◆ **Material for this task**:
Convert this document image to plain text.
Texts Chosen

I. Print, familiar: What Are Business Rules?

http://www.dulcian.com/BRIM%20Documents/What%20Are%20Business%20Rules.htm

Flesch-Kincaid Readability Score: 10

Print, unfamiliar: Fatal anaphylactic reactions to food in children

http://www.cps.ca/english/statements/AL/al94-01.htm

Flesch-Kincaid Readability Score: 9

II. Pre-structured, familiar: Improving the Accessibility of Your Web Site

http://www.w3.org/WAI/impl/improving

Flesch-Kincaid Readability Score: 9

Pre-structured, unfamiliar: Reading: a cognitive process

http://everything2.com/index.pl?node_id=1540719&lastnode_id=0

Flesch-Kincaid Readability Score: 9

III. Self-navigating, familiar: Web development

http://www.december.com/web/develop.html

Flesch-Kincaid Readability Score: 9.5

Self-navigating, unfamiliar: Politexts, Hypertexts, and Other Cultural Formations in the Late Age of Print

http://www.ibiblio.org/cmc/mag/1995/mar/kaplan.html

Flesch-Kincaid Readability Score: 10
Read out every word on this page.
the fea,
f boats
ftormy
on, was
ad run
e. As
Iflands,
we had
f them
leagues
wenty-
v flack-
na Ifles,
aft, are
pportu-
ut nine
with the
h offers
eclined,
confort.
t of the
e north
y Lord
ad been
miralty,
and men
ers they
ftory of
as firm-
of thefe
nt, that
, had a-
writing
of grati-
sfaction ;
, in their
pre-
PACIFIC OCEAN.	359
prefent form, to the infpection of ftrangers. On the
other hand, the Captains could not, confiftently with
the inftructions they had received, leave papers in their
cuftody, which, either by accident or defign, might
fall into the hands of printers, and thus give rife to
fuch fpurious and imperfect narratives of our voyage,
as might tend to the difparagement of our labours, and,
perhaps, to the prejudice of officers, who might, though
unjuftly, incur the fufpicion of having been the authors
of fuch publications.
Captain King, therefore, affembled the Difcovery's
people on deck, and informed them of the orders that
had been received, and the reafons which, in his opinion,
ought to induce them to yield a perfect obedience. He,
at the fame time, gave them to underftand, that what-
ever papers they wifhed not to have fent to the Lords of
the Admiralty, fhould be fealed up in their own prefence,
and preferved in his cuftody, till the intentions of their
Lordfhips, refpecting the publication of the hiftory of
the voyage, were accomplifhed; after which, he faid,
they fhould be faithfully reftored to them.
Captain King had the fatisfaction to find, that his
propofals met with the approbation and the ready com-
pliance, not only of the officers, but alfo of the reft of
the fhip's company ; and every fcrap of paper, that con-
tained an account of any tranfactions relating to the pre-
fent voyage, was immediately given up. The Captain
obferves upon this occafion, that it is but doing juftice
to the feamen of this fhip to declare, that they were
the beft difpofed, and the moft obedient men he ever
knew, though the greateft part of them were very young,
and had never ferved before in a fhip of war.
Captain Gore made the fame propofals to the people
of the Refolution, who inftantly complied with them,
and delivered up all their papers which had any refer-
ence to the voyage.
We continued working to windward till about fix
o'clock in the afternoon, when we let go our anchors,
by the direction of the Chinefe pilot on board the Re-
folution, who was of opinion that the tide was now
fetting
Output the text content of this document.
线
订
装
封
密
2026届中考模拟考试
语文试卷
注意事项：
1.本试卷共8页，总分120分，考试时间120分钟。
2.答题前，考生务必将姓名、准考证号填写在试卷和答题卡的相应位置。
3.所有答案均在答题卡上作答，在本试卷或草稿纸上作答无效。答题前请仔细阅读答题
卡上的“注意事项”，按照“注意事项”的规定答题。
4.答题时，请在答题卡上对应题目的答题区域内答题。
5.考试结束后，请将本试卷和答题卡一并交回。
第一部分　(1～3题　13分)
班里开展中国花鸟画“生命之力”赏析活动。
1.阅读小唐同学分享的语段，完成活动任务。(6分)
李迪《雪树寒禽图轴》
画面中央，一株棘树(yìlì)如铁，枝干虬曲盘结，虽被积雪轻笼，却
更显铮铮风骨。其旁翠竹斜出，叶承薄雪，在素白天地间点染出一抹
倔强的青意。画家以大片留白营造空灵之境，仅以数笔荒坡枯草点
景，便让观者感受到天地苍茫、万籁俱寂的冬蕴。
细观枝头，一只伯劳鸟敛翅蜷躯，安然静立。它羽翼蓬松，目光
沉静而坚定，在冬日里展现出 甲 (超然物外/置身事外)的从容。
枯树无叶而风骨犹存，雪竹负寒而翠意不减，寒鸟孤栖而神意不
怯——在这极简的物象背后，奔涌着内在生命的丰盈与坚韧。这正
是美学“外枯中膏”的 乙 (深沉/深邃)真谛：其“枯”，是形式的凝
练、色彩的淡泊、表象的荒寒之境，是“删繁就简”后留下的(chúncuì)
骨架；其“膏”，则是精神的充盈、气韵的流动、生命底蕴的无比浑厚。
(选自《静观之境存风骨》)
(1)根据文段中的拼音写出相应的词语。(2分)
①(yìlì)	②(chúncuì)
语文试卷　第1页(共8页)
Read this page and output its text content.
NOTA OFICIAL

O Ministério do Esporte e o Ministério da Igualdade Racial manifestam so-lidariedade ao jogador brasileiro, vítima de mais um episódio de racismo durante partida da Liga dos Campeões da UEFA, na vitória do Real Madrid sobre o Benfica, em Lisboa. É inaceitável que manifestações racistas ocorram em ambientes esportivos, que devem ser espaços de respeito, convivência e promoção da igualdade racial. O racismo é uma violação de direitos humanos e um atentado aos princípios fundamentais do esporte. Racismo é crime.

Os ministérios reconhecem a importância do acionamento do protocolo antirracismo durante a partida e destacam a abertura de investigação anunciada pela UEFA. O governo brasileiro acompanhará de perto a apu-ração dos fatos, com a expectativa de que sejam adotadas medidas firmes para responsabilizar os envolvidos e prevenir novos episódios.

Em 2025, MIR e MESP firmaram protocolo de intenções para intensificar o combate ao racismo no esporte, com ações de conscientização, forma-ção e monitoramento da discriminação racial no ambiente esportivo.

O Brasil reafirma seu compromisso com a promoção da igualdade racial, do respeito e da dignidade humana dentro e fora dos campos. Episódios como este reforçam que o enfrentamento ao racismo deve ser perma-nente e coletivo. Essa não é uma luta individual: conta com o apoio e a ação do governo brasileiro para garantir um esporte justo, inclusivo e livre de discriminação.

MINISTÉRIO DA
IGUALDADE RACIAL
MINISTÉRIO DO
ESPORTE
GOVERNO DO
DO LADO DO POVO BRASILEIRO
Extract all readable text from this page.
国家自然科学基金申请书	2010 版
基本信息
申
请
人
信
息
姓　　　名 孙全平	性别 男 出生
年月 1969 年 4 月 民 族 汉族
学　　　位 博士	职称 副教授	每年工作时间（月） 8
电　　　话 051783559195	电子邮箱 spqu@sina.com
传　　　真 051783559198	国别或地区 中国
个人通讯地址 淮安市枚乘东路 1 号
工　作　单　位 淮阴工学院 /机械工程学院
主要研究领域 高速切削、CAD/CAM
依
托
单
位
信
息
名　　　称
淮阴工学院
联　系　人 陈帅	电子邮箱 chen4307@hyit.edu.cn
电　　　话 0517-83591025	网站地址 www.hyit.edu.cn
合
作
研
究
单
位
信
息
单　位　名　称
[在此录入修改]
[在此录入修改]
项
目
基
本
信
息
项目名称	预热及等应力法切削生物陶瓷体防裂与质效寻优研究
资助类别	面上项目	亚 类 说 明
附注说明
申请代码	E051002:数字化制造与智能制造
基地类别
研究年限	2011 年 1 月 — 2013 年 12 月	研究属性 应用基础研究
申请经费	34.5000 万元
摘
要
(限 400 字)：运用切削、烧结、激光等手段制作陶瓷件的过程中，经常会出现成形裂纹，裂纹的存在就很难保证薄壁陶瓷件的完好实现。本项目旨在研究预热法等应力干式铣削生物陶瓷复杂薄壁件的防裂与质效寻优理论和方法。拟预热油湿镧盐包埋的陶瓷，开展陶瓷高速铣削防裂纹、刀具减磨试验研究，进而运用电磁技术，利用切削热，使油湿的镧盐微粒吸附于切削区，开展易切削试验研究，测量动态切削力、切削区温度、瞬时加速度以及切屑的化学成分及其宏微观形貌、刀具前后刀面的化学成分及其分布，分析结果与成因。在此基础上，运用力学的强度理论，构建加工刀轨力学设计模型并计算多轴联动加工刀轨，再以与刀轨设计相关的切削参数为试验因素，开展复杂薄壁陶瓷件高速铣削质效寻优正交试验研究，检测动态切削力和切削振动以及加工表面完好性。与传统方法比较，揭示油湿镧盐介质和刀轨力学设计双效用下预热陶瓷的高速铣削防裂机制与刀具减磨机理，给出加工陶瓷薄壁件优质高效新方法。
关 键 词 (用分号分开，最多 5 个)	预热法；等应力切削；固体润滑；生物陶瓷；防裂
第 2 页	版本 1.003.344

◆ **Work to do**:
How many lines of the listing above include the word "propofals"? State the number and nothing else.

◆ **Result**:
2